> Description of the task
Retype every entry word for word.

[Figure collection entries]
-=-=-=-=-

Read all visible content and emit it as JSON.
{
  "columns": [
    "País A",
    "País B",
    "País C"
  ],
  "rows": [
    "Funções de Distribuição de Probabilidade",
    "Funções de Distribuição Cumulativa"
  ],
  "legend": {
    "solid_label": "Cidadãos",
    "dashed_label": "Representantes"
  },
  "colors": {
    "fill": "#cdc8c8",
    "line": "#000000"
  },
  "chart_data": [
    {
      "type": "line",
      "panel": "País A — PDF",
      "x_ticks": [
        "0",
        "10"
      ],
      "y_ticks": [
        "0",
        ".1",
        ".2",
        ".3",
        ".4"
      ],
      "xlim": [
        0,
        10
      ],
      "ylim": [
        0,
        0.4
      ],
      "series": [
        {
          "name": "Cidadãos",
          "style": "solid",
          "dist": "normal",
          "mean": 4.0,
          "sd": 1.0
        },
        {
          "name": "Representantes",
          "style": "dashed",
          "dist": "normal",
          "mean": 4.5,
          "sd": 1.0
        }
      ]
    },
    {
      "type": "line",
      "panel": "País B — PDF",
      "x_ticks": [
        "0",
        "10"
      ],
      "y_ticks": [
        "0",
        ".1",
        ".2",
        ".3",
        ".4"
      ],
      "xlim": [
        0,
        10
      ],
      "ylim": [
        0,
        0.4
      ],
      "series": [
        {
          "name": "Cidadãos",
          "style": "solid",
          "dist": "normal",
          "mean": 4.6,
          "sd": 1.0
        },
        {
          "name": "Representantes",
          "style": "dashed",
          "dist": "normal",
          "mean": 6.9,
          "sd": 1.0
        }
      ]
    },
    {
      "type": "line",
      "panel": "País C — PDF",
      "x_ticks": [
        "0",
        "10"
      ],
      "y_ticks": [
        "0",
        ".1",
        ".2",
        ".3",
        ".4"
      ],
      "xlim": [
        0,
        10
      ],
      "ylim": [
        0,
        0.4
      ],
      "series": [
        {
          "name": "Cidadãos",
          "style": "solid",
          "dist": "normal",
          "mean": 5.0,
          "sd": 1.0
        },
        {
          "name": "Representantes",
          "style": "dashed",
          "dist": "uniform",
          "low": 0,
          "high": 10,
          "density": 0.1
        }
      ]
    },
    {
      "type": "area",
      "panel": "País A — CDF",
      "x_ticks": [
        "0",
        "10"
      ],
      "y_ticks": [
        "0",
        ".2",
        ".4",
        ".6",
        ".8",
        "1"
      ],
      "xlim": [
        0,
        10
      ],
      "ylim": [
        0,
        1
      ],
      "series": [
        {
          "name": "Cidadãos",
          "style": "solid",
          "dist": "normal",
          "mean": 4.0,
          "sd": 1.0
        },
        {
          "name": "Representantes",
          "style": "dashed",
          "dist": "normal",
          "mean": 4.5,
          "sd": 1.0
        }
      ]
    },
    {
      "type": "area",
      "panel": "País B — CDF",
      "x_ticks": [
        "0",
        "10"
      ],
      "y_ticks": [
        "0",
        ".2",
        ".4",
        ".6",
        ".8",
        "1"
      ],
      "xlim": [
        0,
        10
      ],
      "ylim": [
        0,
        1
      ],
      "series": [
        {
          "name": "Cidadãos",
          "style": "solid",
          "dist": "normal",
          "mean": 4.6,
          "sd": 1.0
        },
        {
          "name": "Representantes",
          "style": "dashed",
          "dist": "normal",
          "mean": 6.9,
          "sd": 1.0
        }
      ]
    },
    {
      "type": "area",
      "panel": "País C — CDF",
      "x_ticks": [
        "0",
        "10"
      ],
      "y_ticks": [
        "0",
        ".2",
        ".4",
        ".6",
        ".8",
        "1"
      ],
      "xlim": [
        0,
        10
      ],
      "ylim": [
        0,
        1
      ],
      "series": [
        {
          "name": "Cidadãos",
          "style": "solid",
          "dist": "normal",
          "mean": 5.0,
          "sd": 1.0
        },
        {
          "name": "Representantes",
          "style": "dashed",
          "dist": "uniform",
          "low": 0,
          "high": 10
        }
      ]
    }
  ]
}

-=-=-=-=-

> Reply
Read all visible content and emit it as JSON.
{
  "columns": [
    "País A",
    "País B",
    "País C"
  ],
  "rows": [
    "Funções de Distribuição de Probabilidade",
    "Funções de Distribuição Cumulativa"
  ],
  "legend": {
    "solid_label": "Cidadãos",
    "dashed_label": "Representantes"
  },
  "colors": {
    "fill": "#cdc8c8",
    "line": "#000000"
  },
  "chart_data": [
    {
      "type": "line",
      "panel": "País A — PDF",
      "x_ticks": [
        "0",
        "10"
      ],
      "y_ticks": [
        "0",
        ".1",
        ".2",
        ".3",
        ".4"
      ],
      "xlim": [
        0,
        10
      ],
      "ylim": [
        0,
        0.4
      ],
      "series": [
        {
          "name": "Cidadãos",
          "style": "solid",
          "dist": "normal",
          "mean": 4.0,
          "sd": 1.0
        },
        {
          "name": "Representantes",
          "style": "dashed",
          "dist": "normal",
          "mean": 4.5,
          "sd": 1.0
        }
      ]
    },
    {
      "type": "line",
      "panel": "País B — PDF",
      "x_ticks": [
        "0",
        "10"
      ],
      "y_ticks": [
        "0",
        ".1",
        ".2",
        ".3",
        ".4"
      ],
      "xlim": [
        0,
        10
      ],
      "ylim": [
        0,
        0.4
      ],
      "series": [
        {
          "name": "Cidadãos",
          "style": "solid",
          "dist": "normal",
          "mean": 4.6,
          "sd": 1.0
        },
        {
          "name": "Representantes",
          "style": "dashed",
          "dist": "normal",
          "mean": 6.9,
          "sd": 1.0
        }
      ]
    },
    {
      "type": "line",
      "panel": "País C — PDF",
      "x_ticks": [
        "0",
        "10"
      ],
      "y_ticks": [
        "0",
        ".1",
        ".2",
        ".3",
        ".4"
      ],
      "xlim": [
        0,
        10
      ],
      "ylim": [
        0,
        0.4
      ],
      "series": [
        {
          "name": "Cidadãos",
          "style": "solid",
          "dist": "normal",
          "mean": 5.0,
          "sd": 1.0
        },
        {
          "name": "Representantes",
          "style": "dashed",
          "dist": "uniform",
          "low": 0,
          "high": 10,
          "density": 0.1
        }
      ]
    },
    {
      "type": "area",
      "panel": "País A — CDF",
      "x_ticks": [
        "0",
        "10"
      ],
      "y_ticks": [
        "0",
        ".2",
        ".4",
        ".6",
        ".8",
        "1"
      ],
      "xlim": [
        0,
        10
      ],
      "ylim": [
        0,
        1
      ],
      "series": [
        {
          "name": "Cidadãos",
          "style": "solid",
          "dist": "normal",
          "mean": 4.0,
          "sd": 1.0
        },
        {
          "name": "Representantes",
          "style": "dashed",
          "dist": "normal",
          "mean": 4.5,
          "sd": 1.0
        }
      ]
    },
    {
      "type": "area",
      "panel": "País B — CDF",
      "x_ticks": [
        "0",
        "10"
      ],
      "y_ticks": [
        "0",
        ".2",
        ".4",
        ".6",
        ".8",
        "1"
      ],
      "xlim": [
        0,
        10
      ],
      "ylim": [
        0,
        1
      ],
      "series": [
        {
          "name": "Cidadãos",
          "style": "solid",
          "dist": "normal",
          "mean": 4.6,
          "sd": 1.0
        },
        {
          "name": "Representantes",
          "style": "dashed",
          "dist": "normal",
          "mean": 6.9,
          "sd": 1.0
        }
      ]
    },
    {
      "type": "area",
      "panel": "País C — CDF",
      "x_ticks": [
        "0",
        "10"
      ],
      "y_ticks": [
        "0",
        ".2",
        ".4",
        ".6",
        ".8",
        "1"
      ],
      "xlim": [
        0,
        10
      ],
      "ylim": [
        0,
        1
      ],
      "series": [
        {
          "name": "Cidadãos",
          "style": "solid",
          "dist": "normal",
          "mean": 5.0,
          "sd": 1.0
        },
        {
          "name": "Representantes",
          "style": "dashed",
          "dist": "uniform",
          "low": 0,
          "high": 10
        }
      ]
    }
  ]
}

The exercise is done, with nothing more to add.